#### [Exercise instructions]
Gather all lines from the material that contain "这里是静态变量".

A run of records

╭──

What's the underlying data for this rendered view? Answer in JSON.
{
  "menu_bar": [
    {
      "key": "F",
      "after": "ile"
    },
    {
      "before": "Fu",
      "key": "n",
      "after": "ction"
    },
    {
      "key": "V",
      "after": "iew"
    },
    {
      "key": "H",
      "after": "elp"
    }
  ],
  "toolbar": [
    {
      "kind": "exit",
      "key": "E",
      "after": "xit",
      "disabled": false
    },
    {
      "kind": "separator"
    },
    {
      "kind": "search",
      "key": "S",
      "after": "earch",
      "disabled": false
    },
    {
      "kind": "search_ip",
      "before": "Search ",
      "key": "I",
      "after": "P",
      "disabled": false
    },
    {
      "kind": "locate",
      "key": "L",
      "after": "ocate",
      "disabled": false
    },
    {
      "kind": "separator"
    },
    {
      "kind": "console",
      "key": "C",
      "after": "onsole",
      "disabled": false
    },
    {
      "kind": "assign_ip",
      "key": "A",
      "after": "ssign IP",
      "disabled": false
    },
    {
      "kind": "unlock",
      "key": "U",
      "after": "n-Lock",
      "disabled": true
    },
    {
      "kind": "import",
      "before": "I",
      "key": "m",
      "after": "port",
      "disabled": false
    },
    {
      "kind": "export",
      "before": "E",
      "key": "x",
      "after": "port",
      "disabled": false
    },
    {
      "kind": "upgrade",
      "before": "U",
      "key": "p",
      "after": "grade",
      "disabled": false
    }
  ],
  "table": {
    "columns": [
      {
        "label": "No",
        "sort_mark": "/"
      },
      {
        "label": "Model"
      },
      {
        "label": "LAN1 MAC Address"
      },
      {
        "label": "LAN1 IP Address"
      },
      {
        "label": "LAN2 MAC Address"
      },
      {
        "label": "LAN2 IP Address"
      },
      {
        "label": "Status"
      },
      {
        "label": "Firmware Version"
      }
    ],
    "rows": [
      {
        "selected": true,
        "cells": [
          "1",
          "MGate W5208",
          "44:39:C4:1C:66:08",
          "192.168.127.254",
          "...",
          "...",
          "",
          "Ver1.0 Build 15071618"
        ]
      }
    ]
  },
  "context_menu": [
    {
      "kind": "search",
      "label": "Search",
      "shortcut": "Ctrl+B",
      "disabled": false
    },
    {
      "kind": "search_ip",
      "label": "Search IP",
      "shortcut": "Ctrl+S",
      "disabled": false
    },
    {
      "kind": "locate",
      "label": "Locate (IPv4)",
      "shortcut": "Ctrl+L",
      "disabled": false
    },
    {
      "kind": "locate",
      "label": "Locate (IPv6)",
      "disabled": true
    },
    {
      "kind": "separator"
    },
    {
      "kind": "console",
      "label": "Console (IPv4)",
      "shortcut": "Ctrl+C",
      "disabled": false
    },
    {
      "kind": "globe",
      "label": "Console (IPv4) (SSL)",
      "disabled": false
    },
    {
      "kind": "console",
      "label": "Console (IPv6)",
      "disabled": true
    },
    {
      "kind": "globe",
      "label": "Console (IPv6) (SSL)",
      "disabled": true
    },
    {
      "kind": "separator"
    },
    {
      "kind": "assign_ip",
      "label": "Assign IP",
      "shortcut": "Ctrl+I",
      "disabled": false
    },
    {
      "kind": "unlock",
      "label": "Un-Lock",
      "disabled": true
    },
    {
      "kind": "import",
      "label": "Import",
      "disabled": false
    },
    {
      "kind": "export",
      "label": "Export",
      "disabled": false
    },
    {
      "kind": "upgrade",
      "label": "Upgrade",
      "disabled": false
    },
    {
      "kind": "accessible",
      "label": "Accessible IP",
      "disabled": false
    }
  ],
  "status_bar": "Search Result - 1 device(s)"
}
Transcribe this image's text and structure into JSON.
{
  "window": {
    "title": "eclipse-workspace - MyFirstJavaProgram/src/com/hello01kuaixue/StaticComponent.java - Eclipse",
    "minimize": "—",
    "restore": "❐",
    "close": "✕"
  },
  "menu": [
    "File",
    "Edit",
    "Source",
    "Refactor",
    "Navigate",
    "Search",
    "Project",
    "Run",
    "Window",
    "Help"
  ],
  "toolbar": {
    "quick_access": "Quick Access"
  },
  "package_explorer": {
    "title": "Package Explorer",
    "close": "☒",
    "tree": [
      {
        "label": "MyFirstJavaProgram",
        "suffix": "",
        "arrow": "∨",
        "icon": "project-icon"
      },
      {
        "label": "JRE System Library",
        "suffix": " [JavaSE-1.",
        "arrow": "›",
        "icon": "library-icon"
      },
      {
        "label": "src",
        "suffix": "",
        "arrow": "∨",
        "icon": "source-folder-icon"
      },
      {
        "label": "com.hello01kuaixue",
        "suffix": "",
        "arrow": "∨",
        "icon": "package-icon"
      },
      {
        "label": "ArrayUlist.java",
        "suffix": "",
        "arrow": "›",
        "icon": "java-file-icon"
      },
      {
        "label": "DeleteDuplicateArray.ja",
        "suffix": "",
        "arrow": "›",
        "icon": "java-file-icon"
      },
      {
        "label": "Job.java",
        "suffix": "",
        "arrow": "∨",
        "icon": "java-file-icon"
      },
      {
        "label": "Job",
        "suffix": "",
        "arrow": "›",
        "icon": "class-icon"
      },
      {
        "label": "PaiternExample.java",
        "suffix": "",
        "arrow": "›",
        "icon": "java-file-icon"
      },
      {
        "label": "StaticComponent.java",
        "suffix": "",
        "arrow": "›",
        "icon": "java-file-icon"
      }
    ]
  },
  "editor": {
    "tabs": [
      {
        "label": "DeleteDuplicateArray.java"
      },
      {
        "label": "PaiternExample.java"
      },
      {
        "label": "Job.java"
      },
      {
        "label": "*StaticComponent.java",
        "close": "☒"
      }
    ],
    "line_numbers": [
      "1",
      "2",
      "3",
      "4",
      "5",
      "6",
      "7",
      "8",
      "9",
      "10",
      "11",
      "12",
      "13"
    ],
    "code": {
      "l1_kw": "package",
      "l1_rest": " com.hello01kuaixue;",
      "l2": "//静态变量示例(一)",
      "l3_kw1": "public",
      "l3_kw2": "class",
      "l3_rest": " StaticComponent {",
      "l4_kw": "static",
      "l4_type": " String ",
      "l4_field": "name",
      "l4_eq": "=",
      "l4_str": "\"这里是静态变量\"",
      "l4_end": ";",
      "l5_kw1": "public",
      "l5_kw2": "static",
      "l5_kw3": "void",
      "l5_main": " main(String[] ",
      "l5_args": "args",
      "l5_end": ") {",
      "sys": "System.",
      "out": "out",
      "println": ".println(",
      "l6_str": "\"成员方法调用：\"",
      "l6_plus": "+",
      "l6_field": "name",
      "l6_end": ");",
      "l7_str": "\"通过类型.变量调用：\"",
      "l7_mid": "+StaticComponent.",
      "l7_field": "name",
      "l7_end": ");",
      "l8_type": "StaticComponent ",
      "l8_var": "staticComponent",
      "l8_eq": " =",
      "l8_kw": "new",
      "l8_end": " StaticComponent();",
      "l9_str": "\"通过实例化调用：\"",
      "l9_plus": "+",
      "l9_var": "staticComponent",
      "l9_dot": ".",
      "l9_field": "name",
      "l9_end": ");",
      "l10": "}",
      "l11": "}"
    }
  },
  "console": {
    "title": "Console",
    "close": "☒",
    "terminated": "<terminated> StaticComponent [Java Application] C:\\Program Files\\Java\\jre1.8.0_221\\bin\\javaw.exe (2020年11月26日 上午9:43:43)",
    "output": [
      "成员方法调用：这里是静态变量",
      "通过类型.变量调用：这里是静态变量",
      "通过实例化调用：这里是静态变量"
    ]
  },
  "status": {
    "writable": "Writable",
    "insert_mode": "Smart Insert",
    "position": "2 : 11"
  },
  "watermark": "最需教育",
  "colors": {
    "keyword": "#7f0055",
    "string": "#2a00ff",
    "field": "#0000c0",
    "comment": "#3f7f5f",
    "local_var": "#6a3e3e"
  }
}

╰──

#### [Task response]
      "l4_str": "\"这里是静态变量\"",
      "成员方法调用：这里是静态变量",
      "通过类型.变量调用：这里是静态变量",
      "通过实例化调用：这里是静态变量"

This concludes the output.